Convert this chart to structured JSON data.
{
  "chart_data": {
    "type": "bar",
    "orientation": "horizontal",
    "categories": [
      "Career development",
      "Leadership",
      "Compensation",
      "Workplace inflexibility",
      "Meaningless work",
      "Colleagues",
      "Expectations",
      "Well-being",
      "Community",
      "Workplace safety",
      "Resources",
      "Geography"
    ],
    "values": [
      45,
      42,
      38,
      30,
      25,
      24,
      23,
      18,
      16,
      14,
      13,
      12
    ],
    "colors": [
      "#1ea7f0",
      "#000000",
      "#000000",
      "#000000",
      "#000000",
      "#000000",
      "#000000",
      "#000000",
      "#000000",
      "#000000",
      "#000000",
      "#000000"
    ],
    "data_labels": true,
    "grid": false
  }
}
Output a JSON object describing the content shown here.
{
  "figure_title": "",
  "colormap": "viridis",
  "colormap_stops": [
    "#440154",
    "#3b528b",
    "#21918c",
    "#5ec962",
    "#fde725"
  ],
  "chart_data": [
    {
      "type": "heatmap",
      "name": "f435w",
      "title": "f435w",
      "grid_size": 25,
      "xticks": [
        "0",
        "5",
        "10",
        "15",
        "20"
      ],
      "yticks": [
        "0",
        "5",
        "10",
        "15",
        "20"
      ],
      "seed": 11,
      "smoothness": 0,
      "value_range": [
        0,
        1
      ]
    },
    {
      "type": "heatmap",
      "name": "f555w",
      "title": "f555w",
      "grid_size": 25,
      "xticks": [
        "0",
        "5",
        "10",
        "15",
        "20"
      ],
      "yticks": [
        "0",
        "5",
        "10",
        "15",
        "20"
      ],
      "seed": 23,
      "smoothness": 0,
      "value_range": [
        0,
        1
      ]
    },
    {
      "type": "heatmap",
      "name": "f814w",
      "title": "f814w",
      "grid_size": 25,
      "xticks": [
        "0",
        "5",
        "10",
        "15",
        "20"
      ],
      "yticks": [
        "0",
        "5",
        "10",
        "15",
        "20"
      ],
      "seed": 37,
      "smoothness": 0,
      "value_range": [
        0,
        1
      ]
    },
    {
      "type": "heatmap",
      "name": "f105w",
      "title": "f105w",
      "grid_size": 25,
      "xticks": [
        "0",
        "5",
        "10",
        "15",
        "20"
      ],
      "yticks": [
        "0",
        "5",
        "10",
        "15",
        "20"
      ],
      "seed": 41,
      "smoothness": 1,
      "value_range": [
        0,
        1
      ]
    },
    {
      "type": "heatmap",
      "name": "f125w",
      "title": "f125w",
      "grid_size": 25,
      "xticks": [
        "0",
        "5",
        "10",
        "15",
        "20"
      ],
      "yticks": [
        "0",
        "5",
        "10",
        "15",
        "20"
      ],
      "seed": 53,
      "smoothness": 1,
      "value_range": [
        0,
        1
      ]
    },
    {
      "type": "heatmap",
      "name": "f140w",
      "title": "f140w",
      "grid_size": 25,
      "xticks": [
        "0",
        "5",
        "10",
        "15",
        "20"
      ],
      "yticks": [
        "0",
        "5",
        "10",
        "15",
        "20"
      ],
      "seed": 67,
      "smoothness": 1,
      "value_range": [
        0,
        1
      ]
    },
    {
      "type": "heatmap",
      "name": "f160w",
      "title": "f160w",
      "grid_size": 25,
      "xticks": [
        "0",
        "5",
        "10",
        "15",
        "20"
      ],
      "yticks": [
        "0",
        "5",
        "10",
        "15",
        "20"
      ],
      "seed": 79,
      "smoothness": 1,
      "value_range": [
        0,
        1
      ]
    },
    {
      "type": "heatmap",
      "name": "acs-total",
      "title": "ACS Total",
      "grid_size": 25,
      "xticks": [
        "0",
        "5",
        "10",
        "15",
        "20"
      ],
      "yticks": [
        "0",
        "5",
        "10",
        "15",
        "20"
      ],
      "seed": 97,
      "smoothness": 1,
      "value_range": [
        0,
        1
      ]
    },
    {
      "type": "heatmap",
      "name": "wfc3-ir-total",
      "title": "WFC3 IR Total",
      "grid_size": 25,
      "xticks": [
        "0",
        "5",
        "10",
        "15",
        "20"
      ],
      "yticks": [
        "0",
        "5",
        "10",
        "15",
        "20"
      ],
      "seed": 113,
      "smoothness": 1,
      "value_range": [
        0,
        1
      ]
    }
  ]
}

━━━━━━━━━━━━━━━━━━━━━━━━━━━━━━

## What the task requires
Reply with nothing but a number: how many lines of the entries above contain the string "seed"?

## Finished task
9